→ Exercise instructions:
Take the material below and retype it in full; pictures are left out.

[Dataset excerpts]
..........

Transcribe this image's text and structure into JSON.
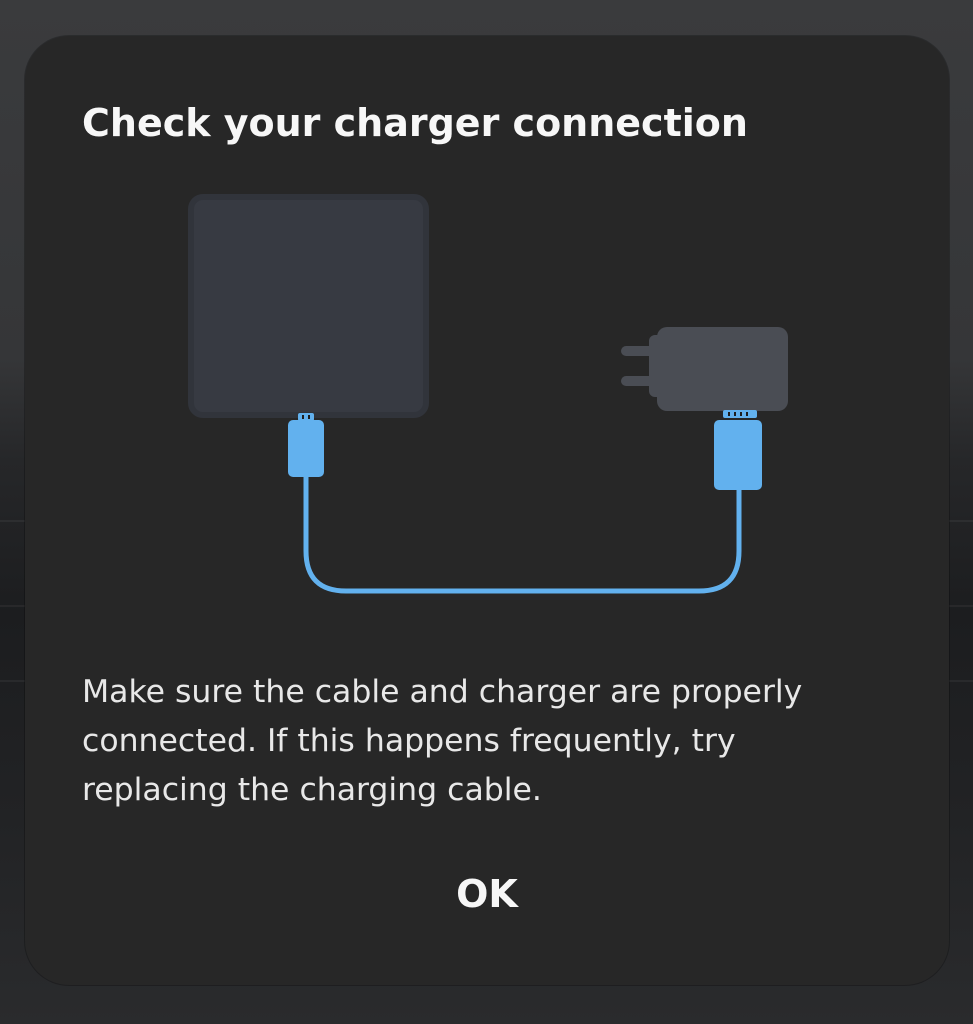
{
  "dialog": {
    "title": "Check your charger connection",
    "message": "Make sure the cable and charger are properly connected. If this happens frequently, try replacing the charging cable.",
    "ok_label": "OK"
  },
  "illustration": {
    "icons": [
      "phone-icon",
      "usb-c-connector-icon",
      "charging-cable-icon",
      "wall-charger-icon"
    ],
    "colors": {
      "phone": "#373a42",
      "charger": "#4a4d54",
      "cable": "#62b1ee",
      "dialog_background": "#272727"
    }
  }
}
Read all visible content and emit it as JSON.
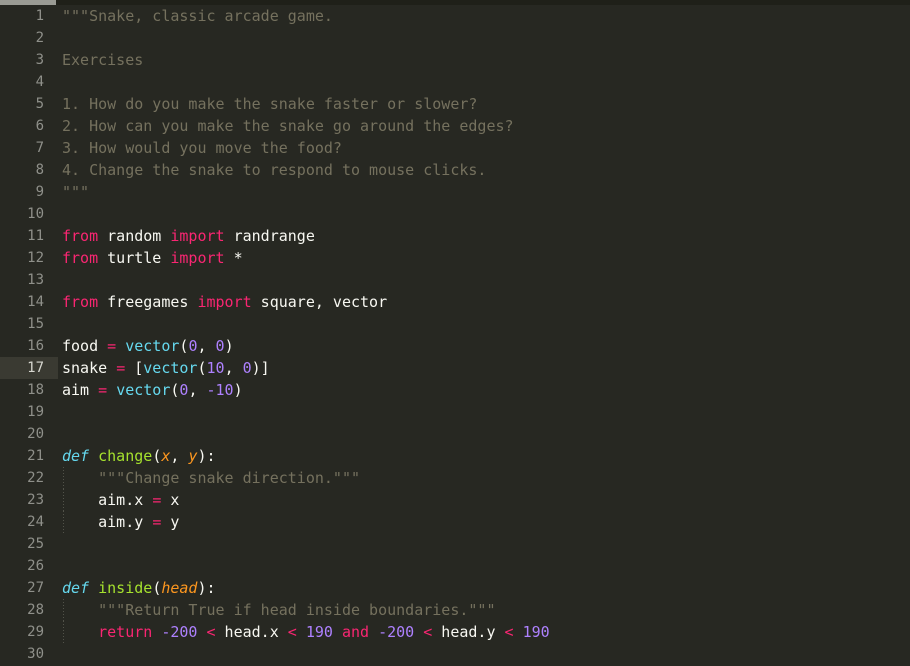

..........

→ The response:
Transcribe this image's text and structure into JSON.
{
  "dialog": {
    "title": "Check your charger connection",
    "message": "Make sure the cable and charger are properly connected. If this happens frequently, try replacing the charging cable.",
    "ok_label": "OK"
  },
  "illustration": {
    "icons": [
      "phone-icon",
      "usb-c-connector-icon",
      "charging-cable-icon",
      "wall-charger-icon"
    ],
    "colors": {
      "phone": "#373a42",
      "charger": "#4a4d54",
      "cable": "#62b1ee",
      "dialog_background": "#272727"
    }
  }
}
Read all visible content and emit it as JSON.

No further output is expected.